Of the lines in the data below, count the ones holding the string "title", and answer with that number only.

-- Begin --

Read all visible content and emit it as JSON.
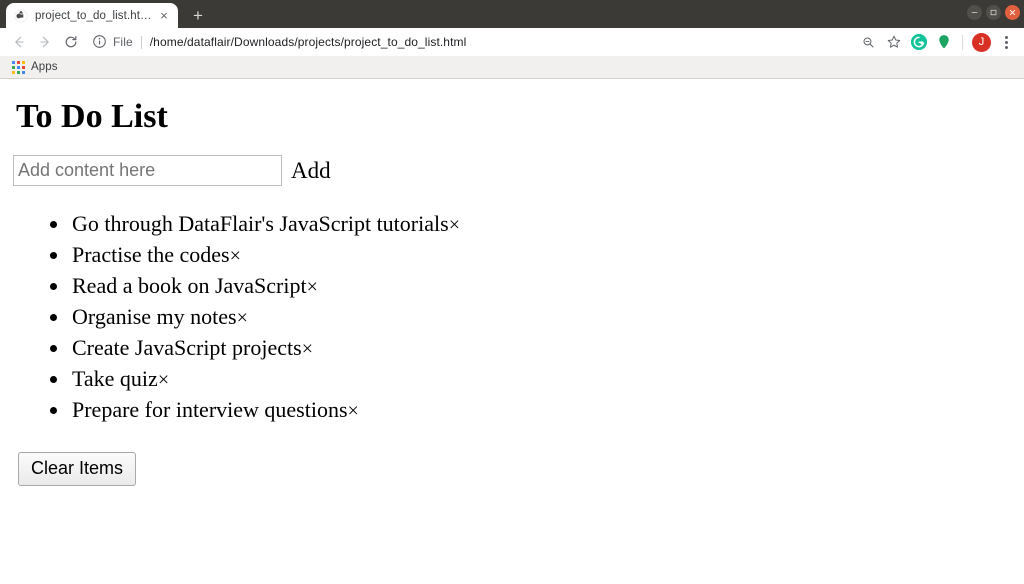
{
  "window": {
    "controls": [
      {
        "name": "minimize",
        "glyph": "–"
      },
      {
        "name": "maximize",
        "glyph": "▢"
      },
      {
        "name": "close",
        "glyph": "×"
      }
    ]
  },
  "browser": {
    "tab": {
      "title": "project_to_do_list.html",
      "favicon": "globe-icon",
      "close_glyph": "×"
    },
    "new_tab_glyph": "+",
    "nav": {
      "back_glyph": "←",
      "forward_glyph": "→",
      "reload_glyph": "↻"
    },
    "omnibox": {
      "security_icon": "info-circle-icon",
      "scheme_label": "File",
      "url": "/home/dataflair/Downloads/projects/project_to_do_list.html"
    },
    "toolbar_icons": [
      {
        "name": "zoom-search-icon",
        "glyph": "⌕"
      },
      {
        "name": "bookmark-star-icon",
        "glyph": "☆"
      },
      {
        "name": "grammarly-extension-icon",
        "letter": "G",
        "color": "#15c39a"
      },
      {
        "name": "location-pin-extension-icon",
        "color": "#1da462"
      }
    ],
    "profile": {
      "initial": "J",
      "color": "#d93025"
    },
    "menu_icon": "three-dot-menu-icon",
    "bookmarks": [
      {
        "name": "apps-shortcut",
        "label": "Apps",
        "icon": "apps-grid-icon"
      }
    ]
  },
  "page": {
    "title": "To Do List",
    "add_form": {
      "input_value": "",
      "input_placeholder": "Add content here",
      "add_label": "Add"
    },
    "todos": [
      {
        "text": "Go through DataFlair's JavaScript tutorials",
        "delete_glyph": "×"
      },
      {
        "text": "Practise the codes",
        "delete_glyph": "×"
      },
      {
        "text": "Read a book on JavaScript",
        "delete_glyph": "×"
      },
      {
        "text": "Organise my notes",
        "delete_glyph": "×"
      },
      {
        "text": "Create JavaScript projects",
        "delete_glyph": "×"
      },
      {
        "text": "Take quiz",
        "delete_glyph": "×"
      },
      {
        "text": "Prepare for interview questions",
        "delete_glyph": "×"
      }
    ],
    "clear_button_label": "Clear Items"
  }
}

-- End --

# CORRECT RESULT:
2